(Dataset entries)

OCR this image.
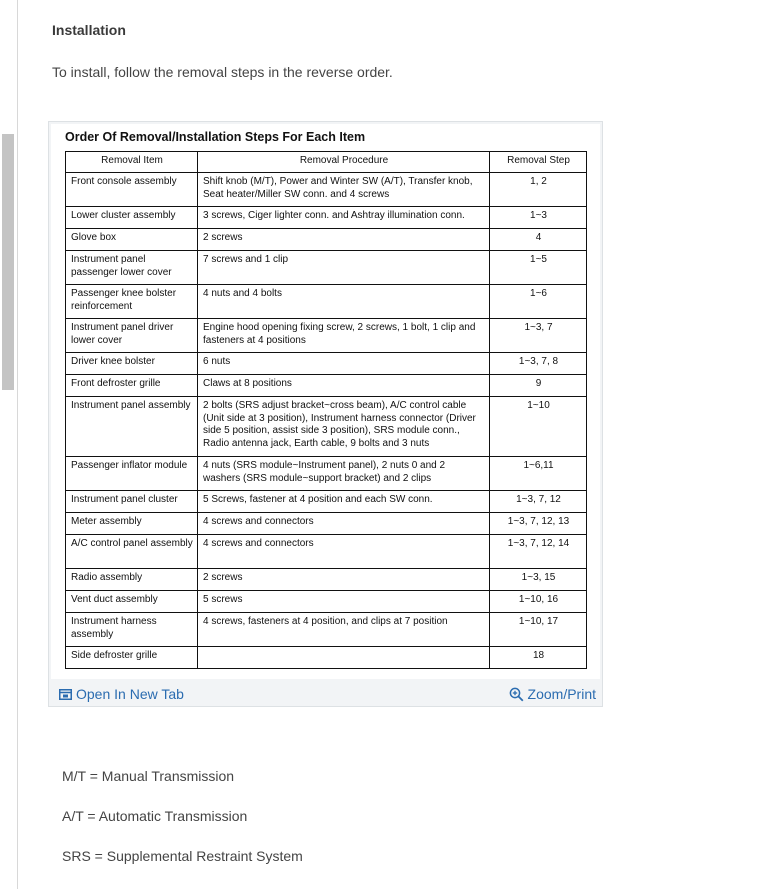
Installation

To install, follow the removal steps in the reverse order.

Order Of Removal/Installation Steps For Each Item

Removal Item	Removal Procedure	Removal Step
Front console assembly	Shift knob (M/T), Power and Winter SW (A/T), Transfer knob, Seat heater/Miller SW conn. and 4 screws	1, 2
Lower cluster assembly	3 screws, Ciger lighter conn. and Ashtray illumination conn.	1~3
Glove box	2 screws	4
Instrument panel passenger lower cover	7 screws and 1 clip	1~5
Passenger knee bolster reinforcement	4 nuts and 4 bolts	1~6
Instrument panel driver lower cover	Engine hood opening fixing screw, 2 screws, 1 bolt, 1 clip and fasteners at 4 positions	1~3, 7
Driver knee bolster	6 nuts	1~3, 7, 8
Front defroster grille	Claws at 8 positions	9
Instrument panel assembly	2 bolts (SRS adjust bracket~cross beam), A/C control cable (Unit side at 3 position), Instrument harness connector (Driver side 5 position, assist side 3 position), SRS module conn., Radio antenna jack, Earth cable, 9 bolts and 3 nuts	1~10
Passenger inflator module	4 nuts (SRS module~Instrument panel), 2 nuts 0 and 2 washers (SRS module~support bracket) and 2 clips	1~6,11
Instrument panel cluster	5 Screws, fastener at 4 position and each SW conn.	1~3, 7, 12
Meter assembly	4 screws and connectors	1~3, 7, 12, 13
A/C control panel assembly	4 screws and connectors	1~3, 7, 12, 14
Radio assembly	2 screws	1~3, 15
Vent duct assembly	5 screws	1~10, 16
Instrument harness assembly	4 screws, fasteners at 4 position, and clips at 7 position	1~10, 17
Side defroster grille		18
Open In New Tab	Zoom/Print

M/T = Manual Transmission

A/T = Automatic Transmission

SRS = Supplemental Restraint System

_PROBLEM REQUIREMENTS_
Write the entries above out in full, exactly, with no images.

_COMPLETED EXERCISE_
OCR this image.
Installation

To install, follow the removal steps in the reverse order.

Order Of Removal/Installation Steps For Each Item

Removal Item	Removal Procedure	Removal Step
Front console assembly	Shift knob (M/T), Power and Winter SW (A/T), Transfer knob, Seat heater/Miller SW conn. and 4 screws	1, 2
Lower cluster assembly	3 screws, Ciger lighter conn. and Ashtray illumination conn.	1~3
Glove box	2 screws	4
Instrument panel passenger lower cover	7 screws and 1 clip	1~5
Passenger knee bolster reinforcement	4 nuts and 4 bolts	1~6
Instrument panel driver lower cover	Engine hood opening fixing screw, 2 screws, 1 bolt, 1 clip and fasteners at 4 positions	1~3, 7
Driver knee bolster	6 nuts	1~3, 7, 8
Front defroster grille	Claws at 8 positions	9
Instrument panel assembly	2 bolts (SRS adjust bracket~cross beam), A/C control cable (Unit side at 3 position), Instrument harness connector (Driver side 5 position, assist side 3 position), SRS module conn., Radio antenna jack, Earth cable, 9 bolts and 3 nuts	1~10
Passenger inflator module	4 nuts (SRS module~Instrument panel), 2 nuts 0 and 2 washers (SRS module~support bracket) and 2 clips	1~6,11
Instrument panel cluster	5 Screws, fastener at 4 position and each SW conn.	1~3, 7, 12
Meter assembly	4 screws and connectors	1~3, 7, 12, 13
A/C control panel assembly	4 screws and connectors	1~3, 7, 12, 14
Radio assembly	2 screws	1~3, 15
Vent duct assembly	5 screws	1~10, 16
Instrument harness assembly	4 screws, fasteners at 4 position, and clips at 7 position	1~10, 17
Side defroster grille		18
Open In New Tab	Zoom/Print

M/T = Manual Transmission

A/T = Automatic Transmission

SRS = Supplemental Restraint System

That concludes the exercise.